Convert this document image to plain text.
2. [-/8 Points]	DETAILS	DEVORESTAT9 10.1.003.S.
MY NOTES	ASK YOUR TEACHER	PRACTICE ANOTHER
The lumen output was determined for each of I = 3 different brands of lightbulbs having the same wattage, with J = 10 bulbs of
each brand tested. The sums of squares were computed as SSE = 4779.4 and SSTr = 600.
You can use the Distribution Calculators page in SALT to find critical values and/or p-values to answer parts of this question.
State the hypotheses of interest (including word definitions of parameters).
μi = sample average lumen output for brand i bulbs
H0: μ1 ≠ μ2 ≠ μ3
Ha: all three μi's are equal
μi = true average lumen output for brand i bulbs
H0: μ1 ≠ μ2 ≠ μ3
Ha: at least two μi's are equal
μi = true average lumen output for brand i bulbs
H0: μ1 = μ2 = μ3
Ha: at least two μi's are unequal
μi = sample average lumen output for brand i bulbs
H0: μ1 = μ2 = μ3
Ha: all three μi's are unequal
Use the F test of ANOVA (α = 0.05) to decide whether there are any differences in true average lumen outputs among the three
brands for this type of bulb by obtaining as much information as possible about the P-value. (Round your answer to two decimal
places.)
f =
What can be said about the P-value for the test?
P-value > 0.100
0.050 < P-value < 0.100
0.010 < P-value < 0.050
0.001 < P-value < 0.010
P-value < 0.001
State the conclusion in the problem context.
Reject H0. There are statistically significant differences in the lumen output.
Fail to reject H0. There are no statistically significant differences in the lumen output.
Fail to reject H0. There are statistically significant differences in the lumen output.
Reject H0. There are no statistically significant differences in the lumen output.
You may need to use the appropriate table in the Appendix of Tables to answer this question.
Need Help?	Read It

> _Task prompt_: Where a line of the entries contains the word "brands", copy that line.

> _Solution for this problem_:
The lumen output was determined for each of I = 3 different brands of lightbulbs having the same wattage, with J = 10 bulbs of
brands for this type of bulb by obtaining as much information as possible about the P-value. (Round your answer to two decimal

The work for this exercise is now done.